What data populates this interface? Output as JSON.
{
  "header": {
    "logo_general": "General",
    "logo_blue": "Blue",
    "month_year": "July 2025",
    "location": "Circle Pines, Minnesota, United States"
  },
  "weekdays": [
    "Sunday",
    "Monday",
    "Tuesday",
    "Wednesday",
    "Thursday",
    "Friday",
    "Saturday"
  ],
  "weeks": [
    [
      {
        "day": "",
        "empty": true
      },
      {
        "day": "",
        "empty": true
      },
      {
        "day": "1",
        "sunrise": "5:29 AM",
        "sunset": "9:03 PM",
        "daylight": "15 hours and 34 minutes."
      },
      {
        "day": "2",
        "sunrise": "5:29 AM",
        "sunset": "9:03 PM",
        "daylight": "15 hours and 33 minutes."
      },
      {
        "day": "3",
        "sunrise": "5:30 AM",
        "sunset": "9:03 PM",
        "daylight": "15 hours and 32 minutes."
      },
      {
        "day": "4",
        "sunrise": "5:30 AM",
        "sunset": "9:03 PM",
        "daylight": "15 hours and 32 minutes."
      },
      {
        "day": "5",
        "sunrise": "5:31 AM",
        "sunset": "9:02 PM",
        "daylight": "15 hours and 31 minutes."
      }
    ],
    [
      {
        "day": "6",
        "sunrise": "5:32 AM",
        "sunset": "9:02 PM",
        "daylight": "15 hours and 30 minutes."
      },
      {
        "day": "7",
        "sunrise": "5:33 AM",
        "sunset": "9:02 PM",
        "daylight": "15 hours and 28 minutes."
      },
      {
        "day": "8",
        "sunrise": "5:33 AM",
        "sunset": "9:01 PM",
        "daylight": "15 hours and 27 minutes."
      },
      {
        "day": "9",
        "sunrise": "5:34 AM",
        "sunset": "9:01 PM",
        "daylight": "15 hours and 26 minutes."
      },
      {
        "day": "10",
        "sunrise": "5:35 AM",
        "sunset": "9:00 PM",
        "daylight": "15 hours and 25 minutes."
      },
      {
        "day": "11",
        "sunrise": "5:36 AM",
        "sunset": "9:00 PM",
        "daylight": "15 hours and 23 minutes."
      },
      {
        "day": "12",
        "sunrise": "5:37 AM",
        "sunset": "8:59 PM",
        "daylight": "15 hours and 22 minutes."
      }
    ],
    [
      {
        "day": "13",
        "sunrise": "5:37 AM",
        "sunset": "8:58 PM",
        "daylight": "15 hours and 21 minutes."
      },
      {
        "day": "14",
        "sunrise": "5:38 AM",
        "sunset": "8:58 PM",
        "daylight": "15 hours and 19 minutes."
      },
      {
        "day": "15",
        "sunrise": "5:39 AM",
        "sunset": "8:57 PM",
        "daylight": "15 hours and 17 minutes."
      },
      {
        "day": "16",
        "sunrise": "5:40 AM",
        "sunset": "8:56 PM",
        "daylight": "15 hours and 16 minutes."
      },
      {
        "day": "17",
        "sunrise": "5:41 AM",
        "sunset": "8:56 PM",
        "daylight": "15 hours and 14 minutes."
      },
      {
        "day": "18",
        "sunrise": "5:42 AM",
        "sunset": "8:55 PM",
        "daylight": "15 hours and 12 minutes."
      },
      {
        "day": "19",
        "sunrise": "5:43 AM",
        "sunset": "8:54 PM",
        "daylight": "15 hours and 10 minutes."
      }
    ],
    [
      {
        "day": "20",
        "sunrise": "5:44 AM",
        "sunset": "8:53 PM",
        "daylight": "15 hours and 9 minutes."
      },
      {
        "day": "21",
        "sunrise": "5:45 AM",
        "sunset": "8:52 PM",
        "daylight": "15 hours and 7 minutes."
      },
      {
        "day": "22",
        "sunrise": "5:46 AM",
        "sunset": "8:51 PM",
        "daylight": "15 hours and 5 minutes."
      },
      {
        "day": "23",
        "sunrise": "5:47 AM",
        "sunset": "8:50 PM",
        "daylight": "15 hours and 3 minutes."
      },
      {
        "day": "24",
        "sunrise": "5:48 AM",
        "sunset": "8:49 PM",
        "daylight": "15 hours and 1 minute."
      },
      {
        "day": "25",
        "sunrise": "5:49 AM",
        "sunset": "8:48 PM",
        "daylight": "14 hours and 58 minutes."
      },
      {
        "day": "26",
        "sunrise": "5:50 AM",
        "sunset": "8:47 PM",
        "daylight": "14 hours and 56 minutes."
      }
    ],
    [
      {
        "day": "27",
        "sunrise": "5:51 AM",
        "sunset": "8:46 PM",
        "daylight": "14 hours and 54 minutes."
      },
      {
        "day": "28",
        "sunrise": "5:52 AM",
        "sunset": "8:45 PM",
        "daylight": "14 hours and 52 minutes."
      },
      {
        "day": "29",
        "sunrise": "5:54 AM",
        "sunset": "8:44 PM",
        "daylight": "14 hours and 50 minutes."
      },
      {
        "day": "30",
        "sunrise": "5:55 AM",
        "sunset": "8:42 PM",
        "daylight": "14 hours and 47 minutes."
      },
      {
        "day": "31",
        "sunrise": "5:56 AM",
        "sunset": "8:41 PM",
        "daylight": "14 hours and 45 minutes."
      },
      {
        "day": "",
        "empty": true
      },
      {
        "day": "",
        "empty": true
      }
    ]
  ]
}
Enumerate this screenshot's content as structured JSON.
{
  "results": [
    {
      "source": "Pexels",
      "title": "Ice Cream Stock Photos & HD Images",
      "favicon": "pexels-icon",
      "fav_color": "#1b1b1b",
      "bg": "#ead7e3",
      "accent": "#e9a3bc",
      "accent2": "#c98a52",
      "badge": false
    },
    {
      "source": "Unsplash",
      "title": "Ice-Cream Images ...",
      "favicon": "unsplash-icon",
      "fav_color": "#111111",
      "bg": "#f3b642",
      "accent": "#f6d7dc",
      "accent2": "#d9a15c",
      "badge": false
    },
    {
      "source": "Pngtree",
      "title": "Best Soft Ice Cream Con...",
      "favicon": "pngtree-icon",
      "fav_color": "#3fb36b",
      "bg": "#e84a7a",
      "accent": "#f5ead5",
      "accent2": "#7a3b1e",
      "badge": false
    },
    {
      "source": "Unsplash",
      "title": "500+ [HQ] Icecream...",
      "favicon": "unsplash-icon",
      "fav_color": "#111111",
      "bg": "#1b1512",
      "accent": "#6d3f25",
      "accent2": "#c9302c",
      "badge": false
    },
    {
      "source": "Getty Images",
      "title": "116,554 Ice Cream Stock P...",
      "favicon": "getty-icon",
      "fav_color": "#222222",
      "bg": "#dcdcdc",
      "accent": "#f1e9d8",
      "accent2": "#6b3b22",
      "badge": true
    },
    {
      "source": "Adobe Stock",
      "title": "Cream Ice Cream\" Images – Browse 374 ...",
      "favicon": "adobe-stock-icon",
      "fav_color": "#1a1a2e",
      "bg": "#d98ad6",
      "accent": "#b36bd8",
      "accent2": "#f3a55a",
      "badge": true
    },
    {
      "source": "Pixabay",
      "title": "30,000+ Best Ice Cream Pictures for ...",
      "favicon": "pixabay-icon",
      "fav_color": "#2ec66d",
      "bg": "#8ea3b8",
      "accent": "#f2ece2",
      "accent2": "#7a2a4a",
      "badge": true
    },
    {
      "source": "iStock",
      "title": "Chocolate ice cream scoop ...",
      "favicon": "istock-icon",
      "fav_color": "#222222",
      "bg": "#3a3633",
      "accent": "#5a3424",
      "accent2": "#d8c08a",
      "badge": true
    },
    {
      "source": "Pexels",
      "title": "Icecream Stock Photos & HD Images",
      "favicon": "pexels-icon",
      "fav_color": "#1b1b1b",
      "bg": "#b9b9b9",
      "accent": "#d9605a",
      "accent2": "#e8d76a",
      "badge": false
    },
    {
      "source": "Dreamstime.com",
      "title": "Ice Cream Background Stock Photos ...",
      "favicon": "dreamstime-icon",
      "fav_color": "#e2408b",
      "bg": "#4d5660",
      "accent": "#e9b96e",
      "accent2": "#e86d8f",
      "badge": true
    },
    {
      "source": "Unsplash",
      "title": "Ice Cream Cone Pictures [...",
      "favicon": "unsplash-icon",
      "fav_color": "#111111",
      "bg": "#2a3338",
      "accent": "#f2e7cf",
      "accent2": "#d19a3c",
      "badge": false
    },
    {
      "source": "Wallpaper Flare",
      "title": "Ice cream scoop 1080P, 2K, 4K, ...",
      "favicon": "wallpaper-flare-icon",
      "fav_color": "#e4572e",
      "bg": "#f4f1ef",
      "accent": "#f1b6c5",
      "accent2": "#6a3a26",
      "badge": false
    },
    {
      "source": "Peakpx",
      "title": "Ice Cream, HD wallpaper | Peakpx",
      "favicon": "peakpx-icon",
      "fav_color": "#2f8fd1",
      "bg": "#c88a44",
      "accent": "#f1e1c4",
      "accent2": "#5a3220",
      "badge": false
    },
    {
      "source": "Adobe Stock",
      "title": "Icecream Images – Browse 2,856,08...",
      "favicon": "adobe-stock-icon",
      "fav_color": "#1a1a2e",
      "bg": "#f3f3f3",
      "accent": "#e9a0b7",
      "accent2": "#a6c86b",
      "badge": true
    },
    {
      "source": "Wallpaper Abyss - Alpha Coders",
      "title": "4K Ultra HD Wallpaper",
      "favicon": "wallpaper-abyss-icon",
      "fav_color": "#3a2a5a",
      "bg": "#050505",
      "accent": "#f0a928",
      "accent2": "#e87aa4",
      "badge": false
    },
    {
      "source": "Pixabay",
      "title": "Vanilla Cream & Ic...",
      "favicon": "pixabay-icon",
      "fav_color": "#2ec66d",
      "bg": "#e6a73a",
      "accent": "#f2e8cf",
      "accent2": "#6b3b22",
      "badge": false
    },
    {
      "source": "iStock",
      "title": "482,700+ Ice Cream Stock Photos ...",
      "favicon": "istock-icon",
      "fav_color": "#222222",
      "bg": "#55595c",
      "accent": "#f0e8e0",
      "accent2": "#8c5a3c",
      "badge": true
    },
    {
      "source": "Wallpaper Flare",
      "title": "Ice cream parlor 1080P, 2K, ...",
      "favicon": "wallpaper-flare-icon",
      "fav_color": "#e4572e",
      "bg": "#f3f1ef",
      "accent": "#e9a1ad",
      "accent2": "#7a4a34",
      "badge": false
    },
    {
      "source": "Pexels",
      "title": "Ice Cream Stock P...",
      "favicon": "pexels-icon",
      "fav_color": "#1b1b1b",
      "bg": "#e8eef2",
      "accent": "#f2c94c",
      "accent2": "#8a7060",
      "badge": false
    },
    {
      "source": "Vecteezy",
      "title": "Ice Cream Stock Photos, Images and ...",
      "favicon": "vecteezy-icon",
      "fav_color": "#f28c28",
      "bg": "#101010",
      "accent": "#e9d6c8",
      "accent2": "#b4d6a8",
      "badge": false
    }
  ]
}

Direction
Find and count the lines of the data that include the string "Photos", and report that figure by itself.

Finished answer
5